— begin —
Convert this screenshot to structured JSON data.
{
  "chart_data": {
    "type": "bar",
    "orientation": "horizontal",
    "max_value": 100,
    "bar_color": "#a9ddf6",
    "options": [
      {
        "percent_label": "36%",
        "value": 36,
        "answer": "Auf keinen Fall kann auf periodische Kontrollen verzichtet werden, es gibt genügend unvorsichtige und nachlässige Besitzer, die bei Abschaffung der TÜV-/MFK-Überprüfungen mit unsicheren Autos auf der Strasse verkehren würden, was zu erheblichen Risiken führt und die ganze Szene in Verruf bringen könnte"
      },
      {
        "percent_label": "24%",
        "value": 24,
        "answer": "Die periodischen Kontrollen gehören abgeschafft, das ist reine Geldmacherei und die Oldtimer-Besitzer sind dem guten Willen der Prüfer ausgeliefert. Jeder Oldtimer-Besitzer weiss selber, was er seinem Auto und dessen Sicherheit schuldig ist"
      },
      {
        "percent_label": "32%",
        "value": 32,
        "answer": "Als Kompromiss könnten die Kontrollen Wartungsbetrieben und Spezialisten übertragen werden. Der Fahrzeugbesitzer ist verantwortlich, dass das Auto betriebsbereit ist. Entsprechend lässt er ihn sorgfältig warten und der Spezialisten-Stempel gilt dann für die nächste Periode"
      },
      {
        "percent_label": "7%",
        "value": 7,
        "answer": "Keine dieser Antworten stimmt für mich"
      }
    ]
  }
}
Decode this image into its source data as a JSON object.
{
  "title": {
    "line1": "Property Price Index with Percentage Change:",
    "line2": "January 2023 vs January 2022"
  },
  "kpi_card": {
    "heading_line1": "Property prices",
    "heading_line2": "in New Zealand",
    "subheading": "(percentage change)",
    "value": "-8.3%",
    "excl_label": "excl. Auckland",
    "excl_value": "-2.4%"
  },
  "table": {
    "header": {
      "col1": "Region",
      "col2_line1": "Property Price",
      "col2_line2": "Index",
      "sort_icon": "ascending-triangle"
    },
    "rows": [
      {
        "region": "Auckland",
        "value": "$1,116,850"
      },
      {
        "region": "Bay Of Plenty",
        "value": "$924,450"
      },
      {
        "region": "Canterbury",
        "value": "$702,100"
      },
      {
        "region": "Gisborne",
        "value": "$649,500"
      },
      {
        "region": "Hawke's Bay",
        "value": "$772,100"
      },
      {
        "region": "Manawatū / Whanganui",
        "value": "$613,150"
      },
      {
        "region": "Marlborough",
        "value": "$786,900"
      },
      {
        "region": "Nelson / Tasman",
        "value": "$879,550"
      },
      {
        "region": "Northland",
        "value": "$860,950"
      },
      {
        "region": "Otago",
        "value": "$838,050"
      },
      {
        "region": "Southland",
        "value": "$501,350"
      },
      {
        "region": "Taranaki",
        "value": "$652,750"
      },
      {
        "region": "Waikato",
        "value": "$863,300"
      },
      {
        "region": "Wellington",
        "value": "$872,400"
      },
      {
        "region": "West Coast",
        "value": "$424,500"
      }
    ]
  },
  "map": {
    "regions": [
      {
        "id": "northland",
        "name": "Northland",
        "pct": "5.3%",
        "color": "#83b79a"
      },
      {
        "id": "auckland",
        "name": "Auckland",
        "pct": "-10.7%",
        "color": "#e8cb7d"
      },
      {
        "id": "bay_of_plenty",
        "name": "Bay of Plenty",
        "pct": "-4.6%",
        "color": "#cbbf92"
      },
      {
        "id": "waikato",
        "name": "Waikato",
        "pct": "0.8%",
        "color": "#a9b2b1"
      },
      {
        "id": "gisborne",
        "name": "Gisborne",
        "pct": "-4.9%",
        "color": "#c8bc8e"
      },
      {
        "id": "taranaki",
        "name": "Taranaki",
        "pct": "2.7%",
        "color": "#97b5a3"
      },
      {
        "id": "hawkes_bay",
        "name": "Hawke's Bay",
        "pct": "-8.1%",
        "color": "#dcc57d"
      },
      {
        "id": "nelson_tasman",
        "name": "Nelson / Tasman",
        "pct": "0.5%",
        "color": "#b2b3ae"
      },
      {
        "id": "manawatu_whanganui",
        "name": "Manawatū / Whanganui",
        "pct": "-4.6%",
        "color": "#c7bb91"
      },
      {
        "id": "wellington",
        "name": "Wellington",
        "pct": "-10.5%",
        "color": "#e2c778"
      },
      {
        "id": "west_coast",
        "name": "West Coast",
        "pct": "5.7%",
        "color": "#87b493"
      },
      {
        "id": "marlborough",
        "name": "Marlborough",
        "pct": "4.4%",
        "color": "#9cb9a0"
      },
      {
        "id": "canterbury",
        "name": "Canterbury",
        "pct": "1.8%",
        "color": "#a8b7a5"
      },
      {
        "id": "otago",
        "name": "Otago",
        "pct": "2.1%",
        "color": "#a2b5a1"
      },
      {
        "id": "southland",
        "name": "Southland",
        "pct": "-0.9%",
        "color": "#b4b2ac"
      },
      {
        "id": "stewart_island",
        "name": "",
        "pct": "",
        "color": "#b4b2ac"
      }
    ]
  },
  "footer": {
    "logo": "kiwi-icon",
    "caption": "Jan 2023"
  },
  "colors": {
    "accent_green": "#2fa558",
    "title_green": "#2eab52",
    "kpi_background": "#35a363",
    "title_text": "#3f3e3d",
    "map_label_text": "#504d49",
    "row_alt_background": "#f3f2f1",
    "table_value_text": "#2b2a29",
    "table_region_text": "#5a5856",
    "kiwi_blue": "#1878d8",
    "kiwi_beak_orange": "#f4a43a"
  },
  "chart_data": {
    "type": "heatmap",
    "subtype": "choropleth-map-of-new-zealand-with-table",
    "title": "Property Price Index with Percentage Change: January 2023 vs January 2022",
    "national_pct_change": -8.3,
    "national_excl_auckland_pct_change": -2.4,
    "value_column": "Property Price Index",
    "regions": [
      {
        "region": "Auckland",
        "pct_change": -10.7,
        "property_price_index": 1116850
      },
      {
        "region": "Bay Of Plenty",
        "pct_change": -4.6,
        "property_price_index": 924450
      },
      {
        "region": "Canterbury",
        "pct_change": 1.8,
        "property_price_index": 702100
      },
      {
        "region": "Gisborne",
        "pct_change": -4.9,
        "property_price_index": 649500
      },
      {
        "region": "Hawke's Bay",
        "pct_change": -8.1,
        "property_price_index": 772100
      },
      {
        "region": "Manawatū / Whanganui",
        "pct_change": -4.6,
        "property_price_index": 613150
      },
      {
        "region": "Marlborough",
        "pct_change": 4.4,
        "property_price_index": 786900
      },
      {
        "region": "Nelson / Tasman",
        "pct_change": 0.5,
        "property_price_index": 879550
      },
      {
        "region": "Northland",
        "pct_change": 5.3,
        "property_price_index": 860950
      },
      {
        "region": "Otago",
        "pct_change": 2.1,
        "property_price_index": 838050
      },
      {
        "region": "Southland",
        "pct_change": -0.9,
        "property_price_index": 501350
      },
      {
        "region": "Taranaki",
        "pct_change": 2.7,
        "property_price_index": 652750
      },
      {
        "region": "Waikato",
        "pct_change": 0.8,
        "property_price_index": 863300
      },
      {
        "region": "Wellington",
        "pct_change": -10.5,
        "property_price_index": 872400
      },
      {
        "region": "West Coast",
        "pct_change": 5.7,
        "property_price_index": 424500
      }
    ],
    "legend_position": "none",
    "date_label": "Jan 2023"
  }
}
— end —
Exercise objective: Make an exact copy of the data above.

Exercise answer:
Convert this screenshot to structured JSON data.
{
  "chart_data": {
    "type": "bar",
    "orientation": "horizontal",
    "max_value": 100,
    "bar_color": "#a9ddf6",
    "options": [
      {
        "percent_label": "36%",
        "value": 36,
        "answer": "Auf keinen Fall kann auf periodische Kontrollen verzichtet werden, es gibt genügend unvorsichtige und nachlässige Besitzer, die bei Abschaffung der TÜV-/MFK-Überprüfungen mit unsicheren Autos auf der Strasse verkehren würden, was zu erheblichen Risiken führt und die ganze Szene in Verruf bringen könnte"
      },
      {
        "percent_label": "24%",
        "value": 24,
        "answer": "Die periodischen Kontrollen gehören abgeschafft, das ist reine Geldmacherei und die Oldtimer-Besitzer sind dem guten Willen der Prüfer ausgeliefert. Jeder Oldtimer-Besitzer weiss selber, was er seinem Auto und dessen Sicherheit schuldig ist"
      },
      {
        "percent_label": "32%",
        "value": 32,
        "answer": "Als Kompromiss könnten die Kontrollen Wartungsbetrieben und Spezialisten übertragen werden. Der Fahrzeugbesitzer ist verantwortlich, dass das Auto betriebsbereit ist. Entsprechend lässt er ihn sorgfältig warten und der Spezialisten-Stempel gilt dann für die nächste Periode"
      },
      {
        "percent_label": "7%",
        "value": 7,
        "answer": "Keine dieser Antworten stimmt für mich"
      }
    ]
  }
}
Decode this image into its source data as a JSON object.
{
  "title": {
    "line1": "Property Price Index with Percentage Change:",
    "line2": "January 2023 vs January 2022"
  },
  "kpi_card": {
    "heading_line1": "Property prices",
    "heading_line2": "in New Zealand",
    "subheading": "(percentage change)",
    "value": "-8.3%",
    "excl_label": "excl. Auckland",
    "excl_value": "-2.4%"
  },
  "table": {
    "header": {
      "col1": "Region",
      "col2_line1": "Property Price",
      "col2_line2": "Index",
      "sort_icon": "ascending-triangle"
    },
    "rows": [
      {
        "region": "Auckland",
        "value": "$1,116,850"
      },
      {
        "region": "Bay Of Plenty",
        "value": "$924,450"
      },
      {
        "region": "Canterbury",
        "value": "$702,100"
      },
      {
        "region": "Gisborne",
        "value": "$649,500"
      },
      {
        "region": "Hawke's Bay",
        "value": "$772,100"
      },
      {
        "region": "Manawatū / Whanganui",
        "value": "$613,150"
      },
      {
        "region": "Marlborough",
        "value": "$786,900"
      },
      {
        "region": "Nelson / Tasman",
        "value": "$879,550"
      },
      {
        "region": "Northland",
        "value": "$860,950"
      },
      {
        "region": "Otago",
        "value": "$838,050"
      },
      {
        "region": "Southland",
        "value": "$501,350"
      },
      {
        "region": "Taranaki",
        "value": "$652,750"
      },
      {
        "region": "Waikato",
        "value": "$863,300"
      },
      {
        "region": "Wellington",
        "value": "$872,400"
      },
      {
        "region": "West Coast",
        "value": "$424,500"
      }
    ]
  },
  "map": {
    "regions": [
      {
        "id": "northland",
        "name": "Northland",
        "pct": "5.3%",
        "color": "#83b79a"
      },
      {
        "id": "auckland",
        "name": "Auckland",
        "pct": "-10.7%",
        "color": "#e8cb7d"
      },
      {
        "id": "bay_of_plenty",
        "name": "Bay of Plenty",
        "pct": "-4.6%",
        "color": "#cbbf92"
      },
      {
        "id": "waikato",
        "name": "Waikato",
        "pct": "0.8%",
        "color": "#a9b2b1"
      },
      {
        "id": "gisborne",
        "name": "Gisborne",
        "pct": "-4.9%",
        "color": "#c8bc8e"
      },
      {
        "id": "taranaki",
        "name": "Taranaki",
        "pct": "2.7%",
        "color": "#97b5a3"
      },
      {
        "id": "hawkes_bay",
        "name": "Hawke's Bay",
        "pct": "-8.1%",
        "color": "#dcc57d"
      },
      {
        "id": "nelson_tasman",
        "name": "Nelson / Tasman",
        "pct": "0.5%",
        "color": "#b2b3ae"
      },
      {
        "id": "manawatu_whanganui",
        "name": "Manawatū / Whanganui",
        "pct": "-4.6%",
        "color": "#c7bb91"
      },
      {
        "id": "wellington",
        "name": "Wellington",
        "pct": "-10.5%",
        "color": "#e2c778"
      },
      {
        "id": "west_coast",
        "name": "West Coast",
        "pct": "5.7%",
        "color": "#87b493"
      },
      {
        "id": "marlborough",
        "name": "Marlborough",
        "pct": "4.4%",
        "color": "#9cb9a0"
      },
      {
        "id": "canterbury",
        "name": "Canterbury",
        "pct": "1.8%",
        "color": "#a8b7a5"
      },
      {
        "id": "otago",
        "name": "Otago",
        "pct": "2.1%",
        "color": "#a2b5a1"
      },
      {
        "id": "southland",
        "name": "Southland",
        "pct": "-0.9%",
        "color": "#b4b2ac"
      },
      {
        "id": "stewart_island",
        "name": "",
        "pct": "",
        "color": "#b4b2ac"
      }
    ]
  },
  "footer": {
    "logo": "kiwi-icon",
    "caption": "Jan 2023"
  },
  "colors": {
    "accent_green": "#2fa558",
    "title_green": "#2eab52",
    "kpi_background": "#35a363",
    "title_text": "#3f3e3d",
    "map_label_text": "#504d49",
    "row_alt_background": "#f3f2f1",
    "table_value_text": "#2b2a29",
    "table_region_text": "#5a5856",
    "kiwi_blue": "#1878d8",
    "kiwi_beak_orange": "#f4a43a"
  },
  "chart_data": {
    "type": "heatmap",
    "subtype": "choropleth-map-of-new-zealand-with-table",
    "title": "Property Price Index with Percentage Change: January 2023 vs January 2022",
    "national_pct_change": -8.3,
    "national_excl_auckland_pct_change": -2.4,
    "value_column": "Property Price Index",
    "regions": [
      {
        "region": "Auckland",
        "pct_change": -10.7,
        "property_price_index": 1116850
      },
      {
        "region": "Bay Of Plenty",
        "pct_change": -4.6,
        "property_price_index": 924450
      },
      {
        "region": "Canterbury",
        "pct_change": 1.8,
        "property_price_index": 702100
      },
      {
        "region": "Gisborne",
        "pct_change": -4.9,
        "property_price_index": 649500
      },
      {
        "region": "Hawke's Bay",
        "pct_change": -8.1,
        "property_price_index": 772100
      },
      {
        "region": "Manawatū / Whanganui",
        "pct_change": -4.6,
        "property_price_index": 613150
      },
      {
        "region": "Marlborough",
        "pct_change": 4.4,
        "property_price_index": 786900
      },
      {
        "region": "Nelson / Tasman",
        "pct_change": 0.5,
        "property_price_index": 879550
      },
      {
        "region": "Northland",
        "pct_change": 5.3,
        "property_price_index": 860950
      },
      {
        "region": "Otago",
        "pct_change": 2.1,
        "property_price_index": 838050
      },
      {
        "region": "Southland",
        "pct_change": -0.9,
        "property_price_index": 501350
      },
      {
        "region": "Taranaki",
        "pct_change": 2.7,
        "property_price_index": 652750
      },
      {
        "region": "Waikato",
        "pct_change": 0.8,
        "property_price_index": 863300
      },
      {
        "region": "Wellington",
        "pct_change": -10.5,
        "property_price_index": 872400
      },
      {
        "region": "West Coast",
        "pct_change": 5.7,
        "property_price_index": 424500
      }
    ],
    "legend_position": "none",
    "date_label": "Jan 2023"
  }
}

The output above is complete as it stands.